++++ Reading passage ++++
Cache Calculations

A more general form of ConstantFolding? and LoopInvariantAnalysis.

Many calculations in a system are performed multiple times on the same sets of data. Consider a function:

	f(x,y,z,...)

This is a "pure" function - i.e. it has no inputs other than the parameters and no outputs other than the result.

If two calls are made to f() and it can be shown that the parameters are the same, the value of f() can be cached the first time, and read from cache the second time.

Depending on circumstances, sometimes classes can be defined to do just this job. Many such classes show up in real life. When the function is a constructor, FlyweightPattern can be used to CacheCalculations. If the parameters are few, discrete, and bounded, then an array can be used to cache the results (e.g. a sine table or a LightMap). CacheCalculations is an extremely general optimization.

It makes sense to try to FactorCache from calculating code - the calculating code can be understood without the cache, the cache can be understood without the calculating code. Sometimes a recursive algorithm, such as a naive implementation of a routine to find the longest common subsequence in two strings, can be made dramatically more efficient by adding a cache. Instead of recalculating (the same) subresults exponentially many times over, the results are calculated once and reused. This is what lies behind the technique of DynamicProgramming.
++++ Given data ++++
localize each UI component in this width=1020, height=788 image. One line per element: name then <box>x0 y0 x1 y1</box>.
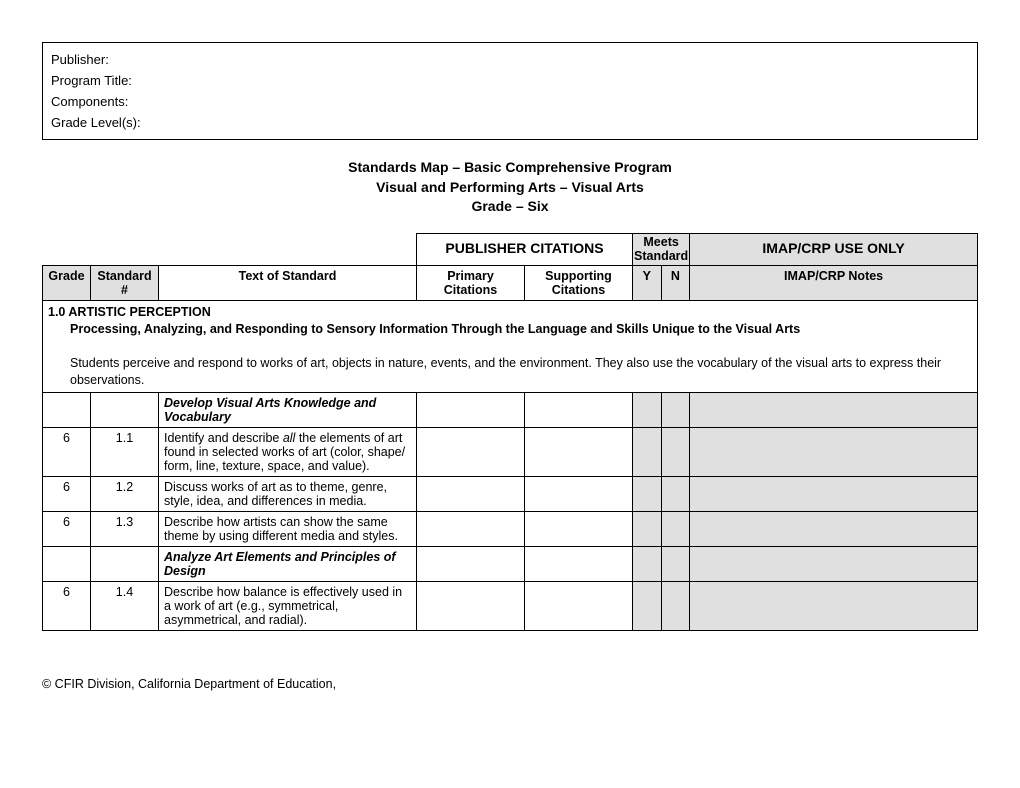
++++
Set problem A >>
In the page on caching calculations, list every term written as one run-together capitalized word, naming each term once.
Set problem B >>
Answer these about the page on caching calculations:
(i) What two conditions make a function "pure"?
(ii) What can be used to cache calculations when the function is a constructor?
(iii) Which technique rests on calculating subresults once and reusing them?
Set problem C >>
Write what comes next in the page on caching calculations, picking up after its last sentence.

Exercise output A >>
ConstantFolding
LoopInvariantAnalysis
FlyweightPattern
CacheCalculations
LightMap
FactorCache
DynamicProgramming

Exercise output B >>
(i) It has no inputs other than its parameters and no outputs other than its result.
(ii) FlyweightPattern
(iii) DynamicProgramming

Exercise output C >>
You get this for free in a language with LazyEvaluation.

In a language without LazyEvaluation, you can choose the caching strategy.

In languages like C++ you have to rewrite the caching class for each function whose results are cached OR you can use templates and do it once, if you are prepared to pass the arguments in as a single class variable.

This is a special case of a more general approach: DontRepeatExpensiveOperations?. The expensive operation may be a calculation or may involve accessing a database or some other non-calculational activity. This is by far the most useful OptimizationPattern I've found, and it's the only approach that ever provides order-of-magnitude performance improvements.


This is a critical optimization in chess programs (such as DeepBlue) and other state-space searchers. A chess program's TranspositionTable? stores results of leaf node evaluations and possibly values of internal sub-trees of the search tree, typically in a HashTable indexed on a hash of the current position (using an incrementally updated Zobrist hash). This can allow whole sub-trees not to be explored, often adding a full ply or two of search depth in the middlegame and often doubling the search depth in simple endgames where transpositions are more likely.

However, one needs to take care that the cached value of a complex calculation doesn't become stale, and really is applicable to the current situation. For instance, a cached position value in a chess program usually also stores the "draft" or maximum depth for which the value was calculated, as well as flags for whether the value is exact or only an upper or lower bound.


See also PartialEvaluation, MemoizationStrategy

but not to be confused with CacheAccessCalculations?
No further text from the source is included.